TEXT SEGMENT =>
(Anything But) Simple Alfredo


  • 3 tablespoons unsalted butter
  • 3 cloves garlic, minced
  • 2 tablespoons flour
  • 1/2 cup half and half
  • 1/3 cup freshly grated Parmesan cheese
  • 2 sprigs fresh oregano
  • 1 teaspoon fresh black pepper
  • Salt, if desired
  • Pasta water, if available


  1. In a large sauce pan over medium heat, melt butter. Add garlic and cook until aromatic.
  2. Sprinkle flour over butter and garlic. Using a whisk, stir continuously until mixture begins to brown and the roux no longer smells like flour (you're going for a slightly nutty scent).
  3. Add half and half to mixture, whisking continually. Add Parmesan and whisk until completely melted.
  4. If available, add about 1/3 cup of starchy pasta water to pan. If no pasta water is available, tap water can be used โ€“ but pasta water will give your sauce the most gloss and best texture.

Boxed element entries =>
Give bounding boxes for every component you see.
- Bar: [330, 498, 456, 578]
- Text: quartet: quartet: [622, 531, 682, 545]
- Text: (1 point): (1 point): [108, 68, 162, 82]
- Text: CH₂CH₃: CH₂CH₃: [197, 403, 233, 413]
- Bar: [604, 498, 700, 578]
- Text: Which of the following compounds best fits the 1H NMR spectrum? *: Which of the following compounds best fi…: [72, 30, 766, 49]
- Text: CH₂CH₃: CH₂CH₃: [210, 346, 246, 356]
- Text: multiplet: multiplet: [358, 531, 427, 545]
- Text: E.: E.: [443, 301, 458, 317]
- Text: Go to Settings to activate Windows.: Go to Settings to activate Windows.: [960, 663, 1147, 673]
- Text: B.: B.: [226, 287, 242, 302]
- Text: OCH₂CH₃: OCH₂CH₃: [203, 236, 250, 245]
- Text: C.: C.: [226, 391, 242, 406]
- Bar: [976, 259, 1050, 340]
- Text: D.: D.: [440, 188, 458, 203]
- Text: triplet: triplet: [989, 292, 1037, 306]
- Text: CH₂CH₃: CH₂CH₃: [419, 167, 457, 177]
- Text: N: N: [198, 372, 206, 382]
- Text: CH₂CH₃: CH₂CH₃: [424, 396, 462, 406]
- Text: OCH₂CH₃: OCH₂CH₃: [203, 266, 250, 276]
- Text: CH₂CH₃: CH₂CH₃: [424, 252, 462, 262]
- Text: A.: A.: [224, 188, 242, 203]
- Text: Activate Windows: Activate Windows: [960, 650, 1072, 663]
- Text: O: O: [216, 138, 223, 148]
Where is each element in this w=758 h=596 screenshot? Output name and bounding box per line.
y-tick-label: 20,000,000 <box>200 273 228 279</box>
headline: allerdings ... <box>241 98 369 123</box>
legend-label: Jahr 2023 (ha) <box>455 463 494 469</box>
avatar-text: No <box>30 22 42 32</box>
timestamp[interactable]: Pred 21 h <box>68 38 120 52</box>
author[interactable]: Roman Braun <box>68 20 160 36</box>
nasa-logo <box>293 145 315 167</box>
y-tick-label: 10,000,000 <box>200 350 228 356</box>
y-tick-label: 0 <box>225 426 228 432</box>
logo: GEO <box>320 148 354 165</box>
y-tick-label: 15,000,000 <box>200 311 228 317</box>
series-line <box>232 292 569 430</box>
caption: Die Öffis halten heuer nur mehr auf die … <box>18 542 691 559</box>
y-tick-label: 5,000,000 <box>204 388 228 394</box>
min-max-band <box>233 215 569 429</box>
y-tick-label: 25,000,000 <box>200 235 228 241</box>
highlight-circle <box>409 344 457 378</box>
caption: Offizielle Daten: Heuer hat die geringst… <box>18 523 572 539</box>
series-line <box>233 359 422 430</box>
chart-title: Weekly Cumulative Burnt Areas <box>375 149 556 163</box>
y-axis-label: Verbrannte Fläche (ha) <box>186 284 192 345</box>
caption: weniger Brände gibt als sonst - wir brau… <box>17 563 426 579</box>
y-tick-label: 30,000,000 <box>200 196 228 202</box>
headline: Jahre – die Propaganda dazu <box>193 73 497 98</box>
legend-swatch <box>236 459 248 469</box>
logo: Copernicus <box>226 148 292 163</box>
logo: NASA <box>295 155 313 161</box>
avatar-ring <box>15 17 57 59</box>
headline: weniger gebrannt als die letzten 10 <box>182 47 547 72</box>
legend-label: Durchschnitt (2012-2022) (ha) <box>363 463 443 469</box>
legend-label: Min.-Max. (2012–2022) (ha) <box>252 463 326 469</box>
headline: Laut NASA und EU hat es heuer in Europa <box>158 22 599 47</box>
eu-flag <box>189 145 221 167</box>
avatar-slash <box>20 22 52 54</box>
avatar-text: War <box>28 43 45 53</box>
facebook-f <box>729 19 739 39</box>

DIRECTIONS FOR THIS TASK => Output the Alfredo recipe word for word, starting at "3. Add half" and ending at "and best texture.". The records come from a separate source and are not related to the Alfredo recipe.

ANSWER TO THE EXERCISE =>
3. Add half and half to mixture, whisking continually. Add Parmesan and whisk until completely melted.
  4. If available, add about 1/3 cup of starchy pasta water to pan. If no pasta water is available, tap water can be used โ€“ but pasta water will give your sauce the most gloss and best texture.